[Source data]
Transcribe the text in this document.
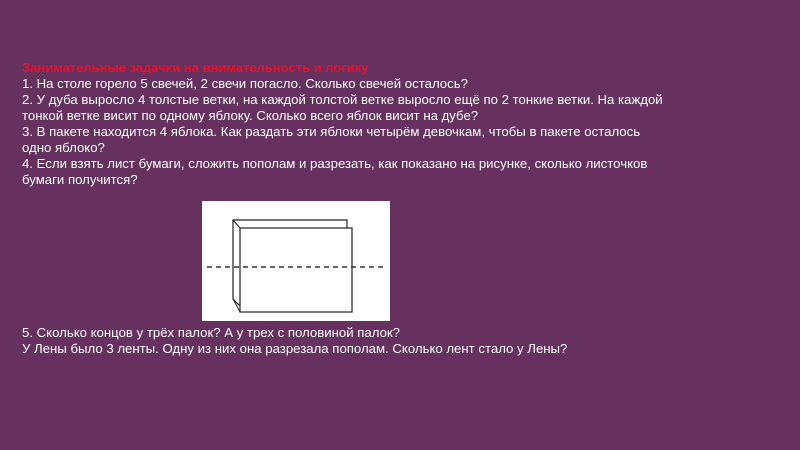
Занимательные задачки на внимательность и логику
1. На столе горело 5 свечей, 2 свечи погасло. Сколько свечей осталось?
2. У дуба выросло 4 толстые ветки, на каждой толстой ветке выросло ещё по 2 тонкие ветки. На каждой
тонкой ветке висит по одному яблоку. Сколько всего яблок висит на дубе?
3. В пакете находится 4 яблока. Как раздать эти яблоки четырём девочкам, чтобы в пакете осталось
одно яблоко?
4. Если взять лист бумаги, сложить пополам и разрезать, как показано на рисунке, сколько листочков
бумаги получится?
5. Сколько концов у трёх палок? А у трех с половиной палок?
У Лены было 3 ленты. Одну из них она разрезала пополам. Сколько лент стало у Лены?
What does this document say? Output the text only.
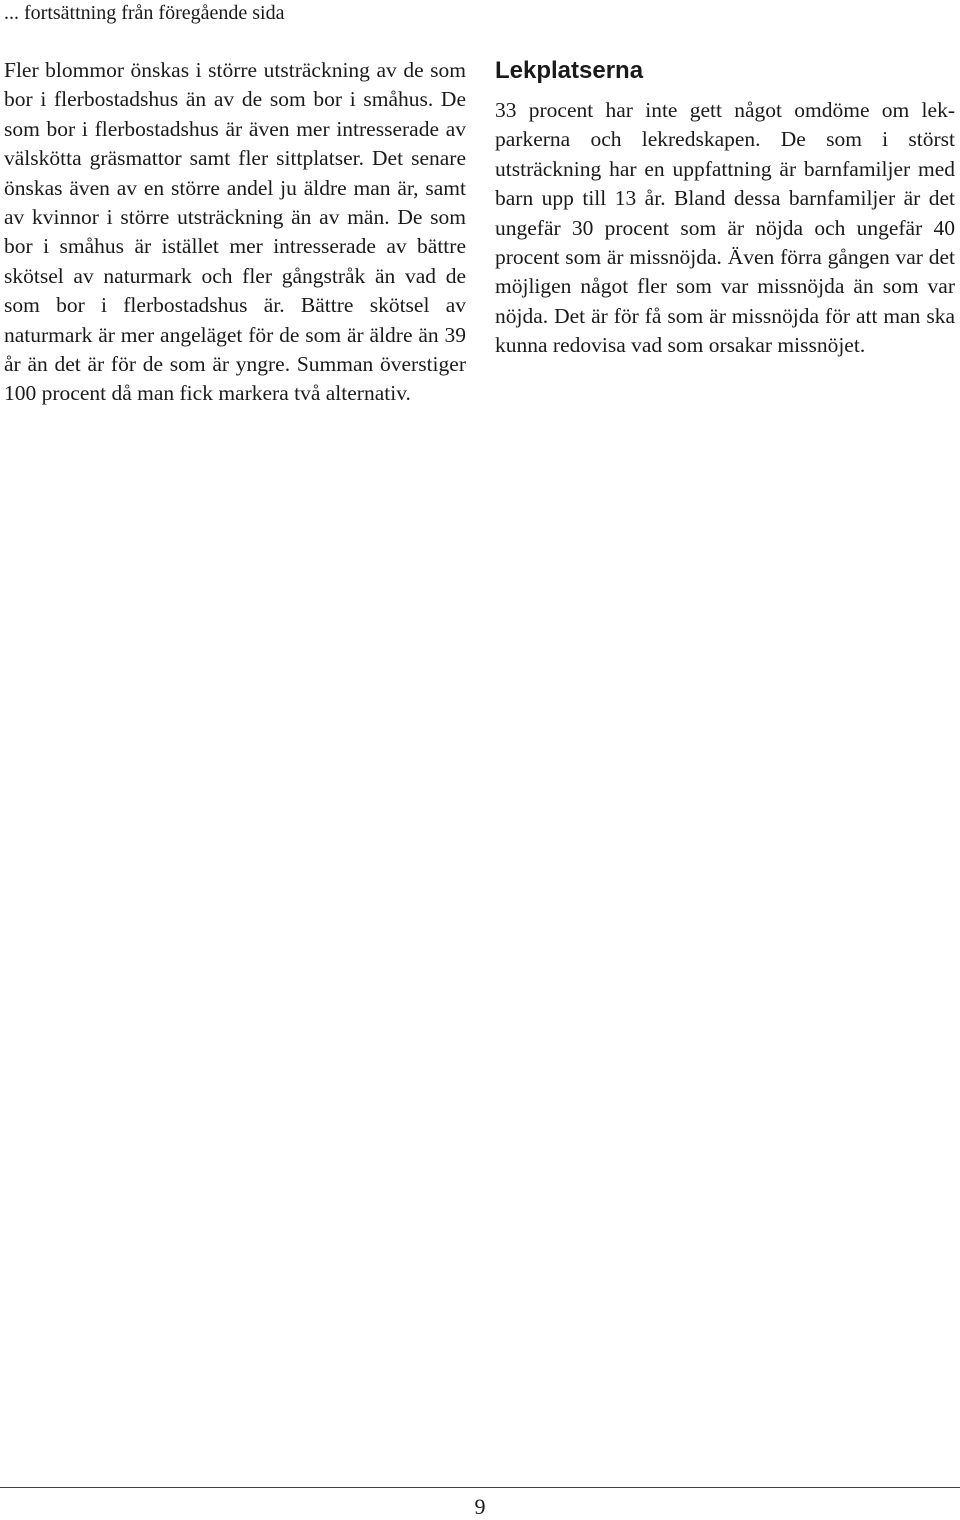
... fortsättning från föregående sida

Fler blommor önskas i större utsträckning av de som bor i flerbostadshus än av de som bor i småhus. De som bor i flerbostadshus är även mer intresserade av välskötta gräsmattor samt fler sittplatser. Det senare önskas även av en större andel ju äldre man är, samt av kvinnor i större utsträckning än av män. De som bor i småhus är istället mer intresserade av bättre skötsel av naturmark och fler gångstråk än vad de som bor i flerbostadshus är. Bättre skötsel av naturmark är mer angeläget för de som är äldre än 39 år än det är för de som är yngre. Summan överstiger 100 procent då man fick markera två alternativ.

Lekplatserna

33 procent har inte gett något omdöme om lekparkerna och lekredskapen. De som i störst utsträckning har en uppfattning är barnfamiljer med barn upp till 13 år. Bland dessa barnfamiljer är det ungefär 30 procent som är nöjda och ungefär 40 procent som är missnöjda. Även förra gången var det möjligen något fler som var missnöjda än som var nöjda. Det är för få som är missnöjda för att man ska kunna redovisa vad som orsakar missnöjet.

9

> _What you have to do_:
Collect the lines of the records that include the string "utsträckning".

> _Final result_:
Fler blommor önskas i större utsträckning av de som bor i flerbostadshus än av de som bor i småhus. De som bor i flerbostadshus är även mer intresserade av välskötta gräsmattor samt fler sittplatser. Det senare önskas även av en större andel ju äldre man är, samt av kvinnor i större utsträckning än av män. De som bor i småhus är istället mer intresserade av bättre skötsel av naturmark och fler gångstråk än vad de som bor i flerbostadshus är. Bättre skötsel av naturmark är mer angeläget för de som är äldre än 39 år än det är för de som är yngre. Summan överstiger 100 procent då man fick markera två alternativ.
33 procent har inte gett något omdöme om lekparkerna och lekredskapen. De som i störst utsträckning har en uppfattning är barnfamiljer med barn upp till 13 år. Bland dessa barnfamiljer är det ungefär 30 procent som är nöjda och ungefär 40 procent som är missnöjda. Även förra gången var det möjligen något fler som var missnöjda än som var nöjda. Det är för få som är missnöjda för att man ska kunna redovisa vad som orsakar missnöjet.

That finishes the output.